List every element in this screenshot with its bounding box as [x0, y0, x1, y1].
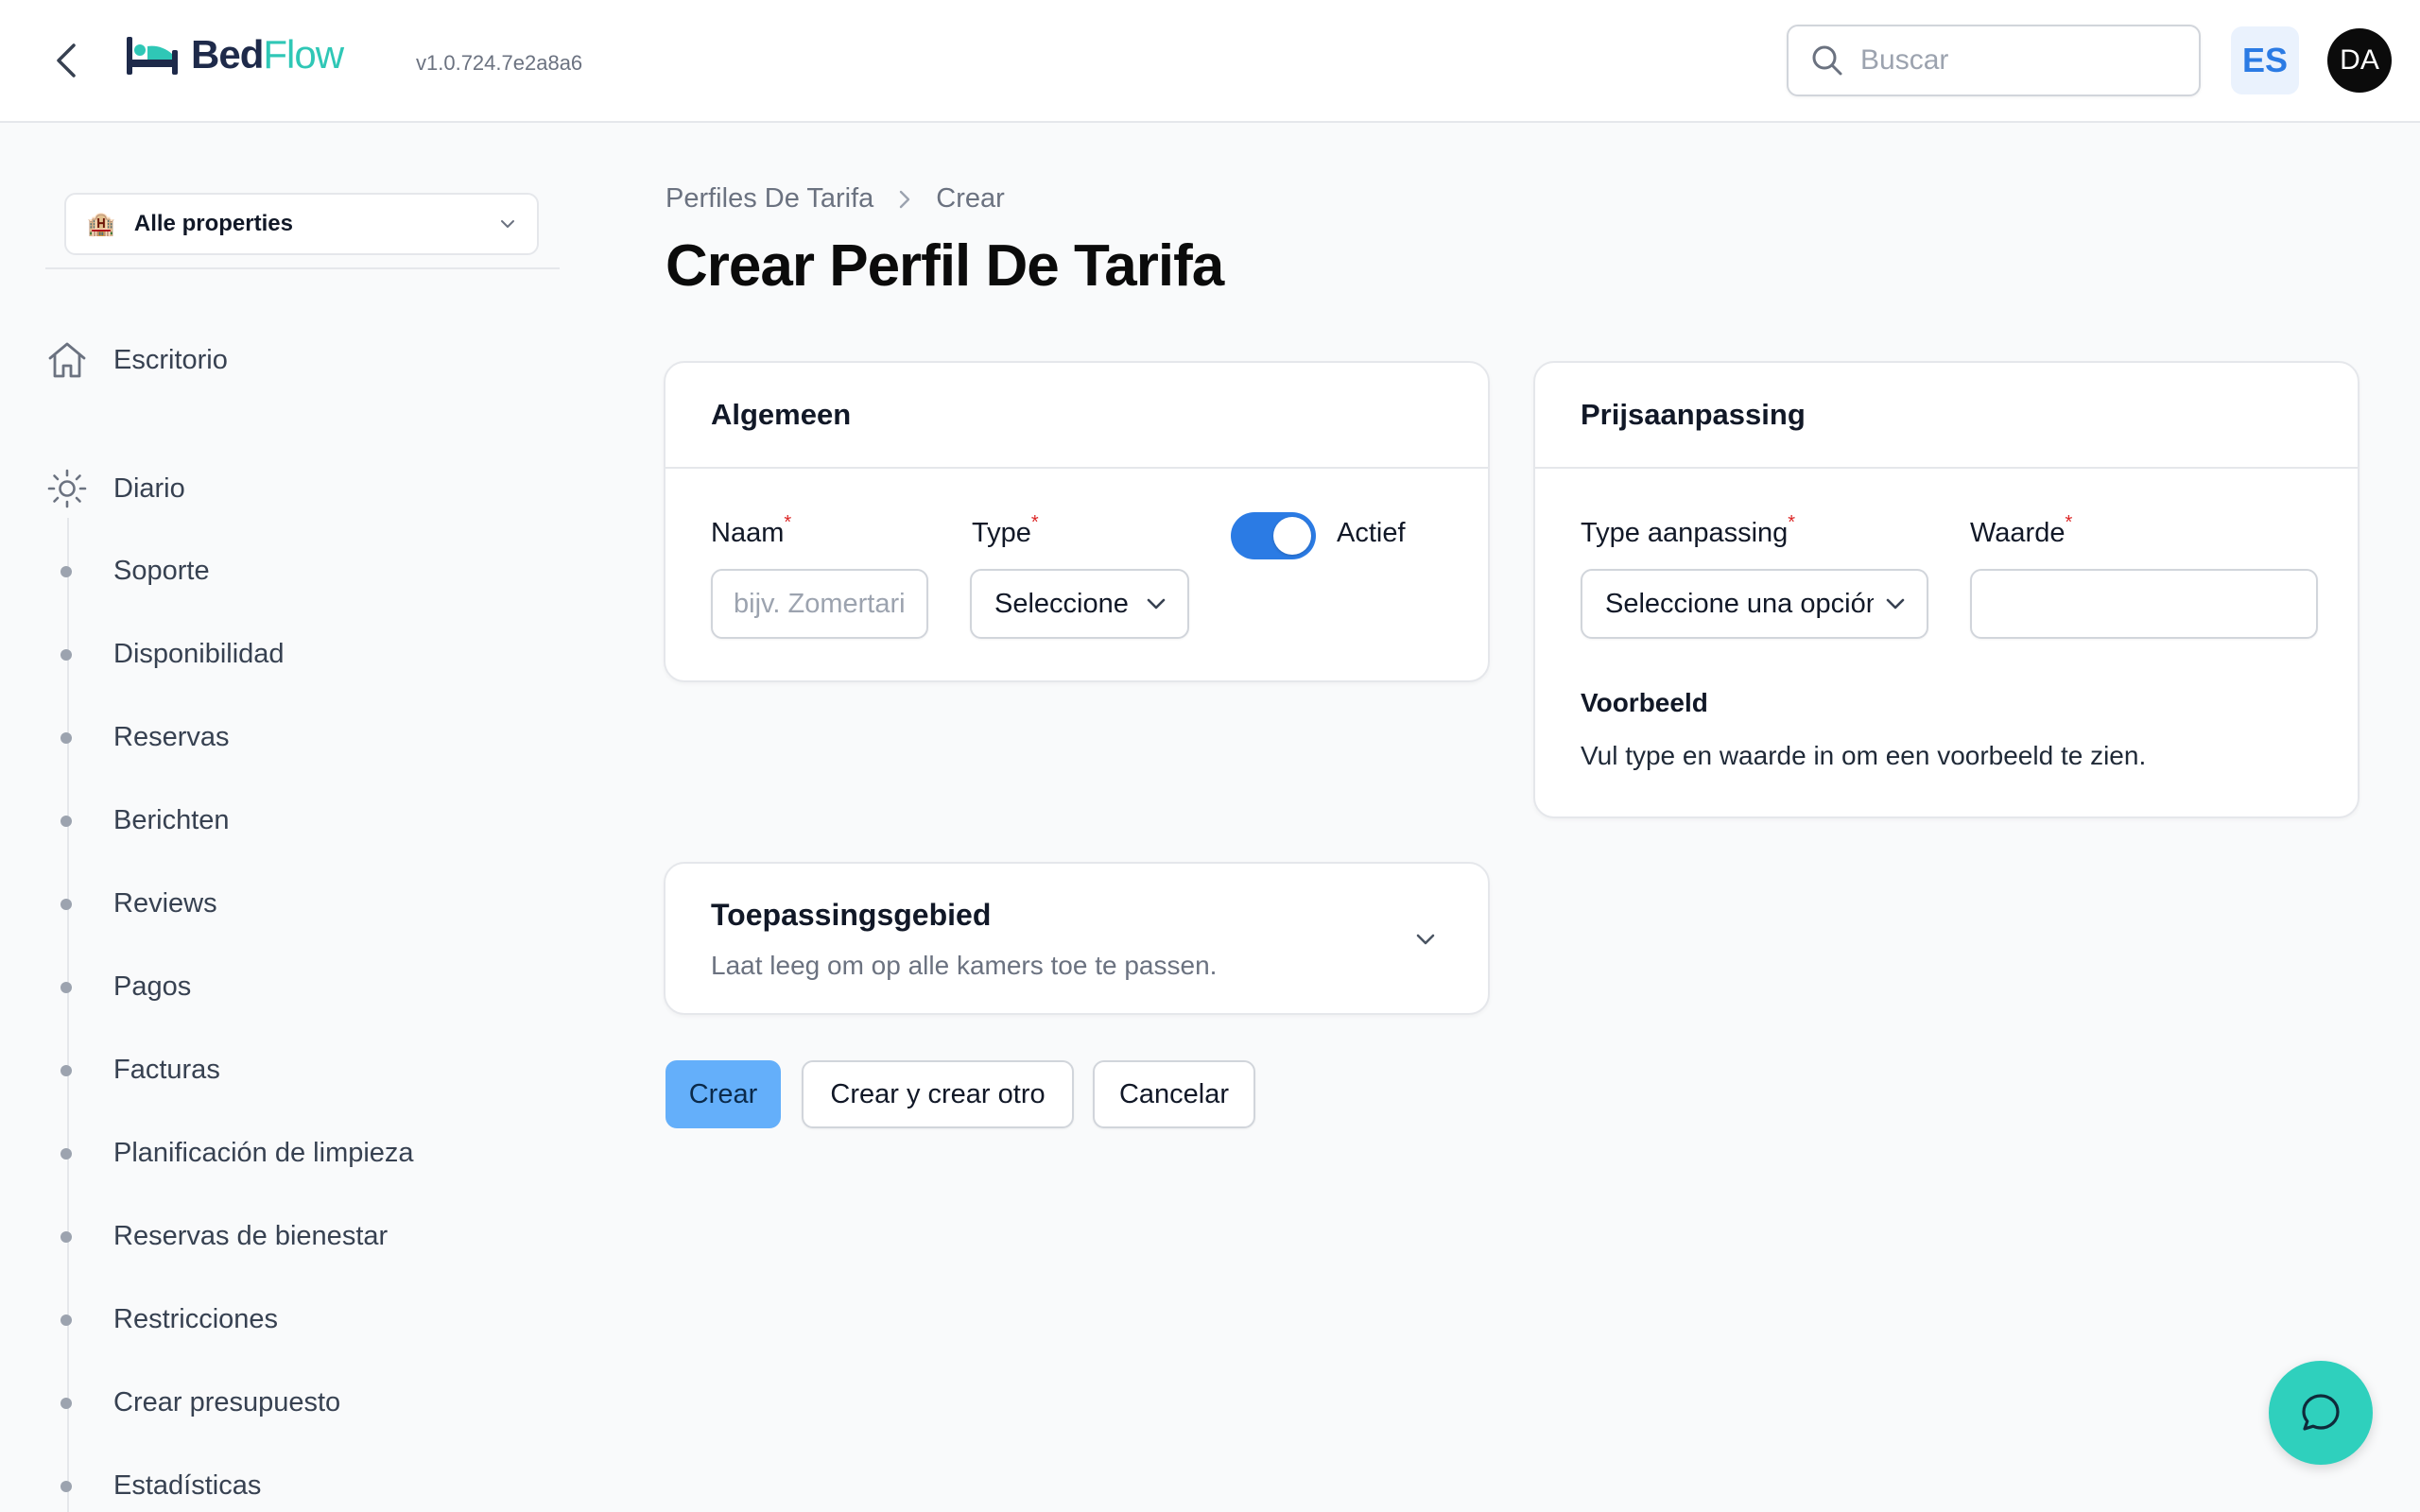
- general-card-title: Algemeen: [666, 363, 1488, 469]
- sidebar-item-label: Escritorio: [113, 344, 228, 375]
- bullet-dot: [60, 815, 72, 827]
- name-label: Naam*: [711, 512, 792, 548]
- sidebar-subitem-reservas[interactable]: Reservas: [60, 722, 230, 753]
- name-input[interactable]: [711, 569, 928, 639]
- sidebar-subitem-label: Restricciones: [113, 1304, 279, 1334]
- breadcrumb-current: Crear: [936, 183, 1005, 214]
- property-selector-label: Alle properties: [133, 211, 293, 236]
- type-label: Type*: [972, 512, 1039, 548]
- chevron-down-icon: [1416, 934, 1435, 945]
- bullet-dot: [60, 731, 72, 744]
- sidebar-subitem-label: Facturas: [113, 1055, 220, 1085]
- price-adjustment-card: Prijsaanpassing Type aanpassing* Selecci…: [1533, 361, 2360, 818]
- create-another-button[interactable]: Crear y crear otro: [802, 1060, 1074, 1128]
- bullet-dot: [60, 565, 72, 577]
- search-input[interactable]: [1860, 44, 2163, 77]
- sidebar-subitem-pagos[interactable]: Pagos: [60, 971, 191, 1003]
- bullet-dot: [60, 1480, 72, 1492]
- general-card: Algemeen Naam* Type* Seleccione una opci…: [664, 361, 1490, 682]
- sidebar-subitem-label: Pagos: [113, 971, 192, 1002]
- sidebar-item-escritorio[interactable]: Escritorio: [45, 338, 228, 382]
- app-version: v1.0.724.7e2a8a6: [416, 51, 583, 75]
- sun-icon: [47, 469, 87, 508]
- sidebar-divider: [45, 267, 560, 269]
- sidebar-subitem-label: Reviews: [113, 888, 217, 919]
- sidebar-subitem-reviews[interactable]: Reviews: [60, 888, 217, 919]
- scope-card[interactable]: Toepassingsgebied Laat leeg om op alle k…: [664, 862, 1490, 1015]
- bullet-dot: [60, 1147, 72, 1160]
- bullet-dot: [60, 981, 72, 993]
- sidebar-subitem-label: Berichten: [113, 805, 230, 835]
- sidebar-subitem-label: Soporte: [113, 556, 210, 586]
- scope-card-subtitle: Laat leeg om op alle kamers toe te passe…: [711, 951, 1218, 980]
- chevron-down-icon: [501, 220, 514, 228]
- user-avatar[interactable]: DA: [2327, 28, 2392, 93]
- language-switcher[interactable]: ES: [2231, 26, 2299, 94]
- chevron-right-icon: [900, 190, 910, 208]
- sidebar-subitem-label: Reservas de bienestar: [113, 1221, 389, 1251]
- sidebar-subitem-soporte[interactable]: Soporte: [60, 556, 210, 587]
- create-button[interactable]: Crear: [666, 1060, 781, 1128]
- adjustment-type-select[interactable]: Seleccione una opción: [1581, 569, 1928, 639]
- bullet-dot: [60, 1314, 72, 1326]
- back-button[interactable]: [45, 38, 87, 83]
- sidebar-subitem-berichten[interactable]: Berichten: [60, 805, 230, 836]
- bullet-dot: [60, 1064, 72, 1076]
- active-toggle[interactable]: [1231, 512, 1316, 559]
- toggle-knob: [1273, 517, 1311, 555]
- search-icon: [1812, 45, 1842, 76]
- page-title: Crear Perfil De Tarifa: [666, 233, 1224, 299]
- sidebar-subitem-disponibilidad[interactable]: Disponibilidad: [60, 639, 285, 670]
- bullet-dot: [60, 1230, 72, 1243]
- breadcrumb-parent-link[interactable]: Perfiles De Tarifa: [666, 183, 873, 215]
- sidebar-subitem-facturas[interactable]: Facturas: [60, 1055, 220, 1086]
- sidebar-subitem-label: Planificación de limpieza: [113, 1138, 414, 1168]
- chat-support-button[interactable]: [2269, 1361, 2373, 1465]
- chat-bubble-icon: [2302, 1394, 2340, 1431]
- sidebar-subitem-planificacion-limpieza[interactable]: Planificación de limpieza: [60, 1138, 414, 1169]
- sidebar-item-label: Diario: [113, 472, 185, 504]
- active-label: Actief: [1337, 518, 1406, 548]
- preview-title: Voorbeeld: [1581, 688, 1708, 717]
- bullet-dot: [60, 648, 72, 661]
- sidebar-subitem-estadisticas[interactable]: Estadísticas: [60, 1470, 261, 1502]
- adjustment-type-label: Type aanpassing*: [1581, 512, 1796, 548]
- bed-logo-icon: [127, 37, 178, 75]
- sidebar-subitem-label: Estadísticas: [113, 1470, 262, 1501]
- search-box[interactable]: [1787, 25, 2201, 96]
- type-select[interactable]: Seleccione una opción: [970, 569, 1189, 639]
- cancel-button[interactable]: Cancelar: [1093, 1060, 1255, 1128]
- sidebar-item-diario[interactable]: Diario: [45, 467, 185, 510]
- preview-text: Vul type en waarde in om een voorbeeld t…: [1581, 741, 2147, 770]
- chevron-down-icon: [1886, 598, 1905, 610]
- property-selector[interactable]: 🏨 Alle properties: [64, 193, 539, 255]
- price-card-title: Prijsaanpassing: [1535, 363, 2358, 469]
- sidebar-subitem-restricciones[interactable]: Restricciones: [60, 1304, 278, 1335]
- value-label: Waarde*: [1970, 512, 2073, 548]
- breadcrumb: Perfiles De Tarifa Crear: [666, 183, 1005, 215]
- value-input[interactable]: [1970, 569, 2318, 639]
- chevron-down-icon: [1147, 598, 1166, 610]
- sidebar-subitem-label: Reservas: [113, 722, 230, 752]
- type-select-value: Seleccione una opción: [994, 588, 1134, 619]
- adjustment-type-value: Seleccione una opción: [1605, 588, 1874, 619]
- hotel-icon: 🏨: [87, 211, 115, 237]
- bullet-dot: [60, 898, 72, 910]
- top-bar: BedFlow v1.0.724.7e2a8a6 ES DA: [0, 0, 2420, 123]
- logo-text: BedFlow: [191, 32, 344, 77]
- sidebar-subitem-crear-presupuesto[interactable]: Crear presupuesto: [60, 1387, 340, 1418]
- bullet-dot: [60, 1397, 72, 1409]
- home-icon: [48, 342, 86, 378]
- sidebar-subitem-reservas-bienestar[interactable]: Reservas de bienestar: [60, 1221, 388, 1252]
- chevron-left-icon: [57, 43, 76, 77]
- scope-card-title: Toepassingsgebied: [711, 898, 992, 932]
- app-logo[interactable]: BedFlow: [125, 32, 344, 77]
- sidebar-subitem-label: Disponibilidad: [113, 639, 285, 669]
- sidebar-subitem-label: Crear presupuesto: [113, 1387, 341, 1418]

* * *

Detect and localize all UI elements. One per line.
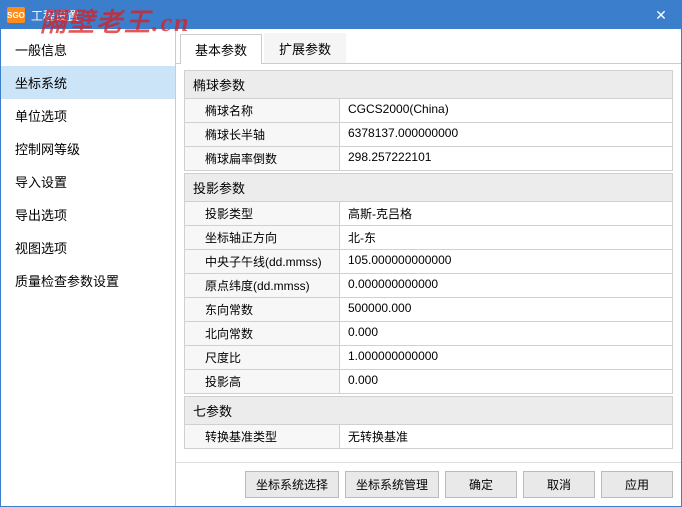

- [SHORT EXERCISE]
Starting with the line that contains "List every element" and going on through the line that contains "- sidebar-subitem-label: Reservas de", print the rows in the first block exactly as they appear, and leave the pictures out.

- [FINISHED ANSWER]
List every element in this screenshot with its bounding box as [x0, y0, x1, y1].
- general-card-title: Algemeen: [666, 363, 1488, 469]
- sidebar-item-label: Escritorio: [113, 344, 228, 375]
- bullet-dot: [60, 815, 72, 827]
- name-label: Naam*: [711, 512, 792, 548]
- sidebar-subitem-reservas[interactable]: Reservas: [60, 722, 230, 753]
- name-input[interactable]: [711, 569, 928, 639]
- sidebar-subitem-label: Restricciones: [113, 1304, 279, 1334]
- breadcrumb-current: Crear: [936, 183, 1005, 214]
- property-selector-label: Alle properties: [133, 211, 293, 236]
- type-label: Type*: [972, 512, 1039, 548]
- chevron-down-icon: [1416, 934, 1435, 945]
- bullet-dot: [60, 731, 72, 744]
- sidebar-subitem-label: Facturas: [113, 1055, 220, 1085]
- price-adjustment-card: Prijsaanpassing Type aanpassing* Selecci…: [1533, 361, 2360, 818]
- create-another-button[interactable]: Crear y crear otro: [802, 1060, 1074, 1128]
- bullet-dot: [60, 565, 72, 577]
- search-input[interactable]: [1860, 44, 2163, 77]
- sidebar-subitem-pagos[interactable]: Pagos: [60, 971, 191, 1003]
- bullet-dot: [60, 1480, 72, 1492]
- general-card: Algemeen Naam* Type* Seleccione una opci…: [664, 361, 1490, 682]
- sidebar-subitem-label: Pagos: [113, 971, 192, 1002]
- sidebar-item-escritorio[interactable]: Escritorio: [45, 338, 228, 382]
- app-version: v1.0.724.7e2a8a6: [416, 51, 583, 75]
- sun-icon: [47, 469, 87, 508]
- sidebar-divider: [45, 267, 560, 269]
- sidebar-subitem-label: Reviews: [113, 888, 217, 919]
- sidebar-subitem-reviews[interactable]: Reviews: [60, 888, 217, 919]
- scope-card[interactable]: Toepassingsgebied Laat leeg om op alle k…: [664, 862, 1490, 1015]
- bullet-dot: [60, 1147, 72, 1160]
- bullet-dot: [60, 981, 72, 993]
- sidebar-subitem-label: Berichten: [113, 805, 230, 835]
- sidebar-subitem-label: Soporte: [113, 556, 210, 586]
- scope-card-subtitle: Laat leeg om op alle kamers toe te passe…: [711, 951, 1218, 980]
- chevron-down-icon: [501, 220, 514, 228]
- user-avatar[interactable]: DA: [2327, 28, 2392, 93]
- language-switcher[interactable]: ES: [2231, 26, 2299, 94]
- chevron-right-icon: [900, 190, 910, 208]
- sidebar-subitem-label: Reservas de bienestar: [113, 1221, 389, 1251]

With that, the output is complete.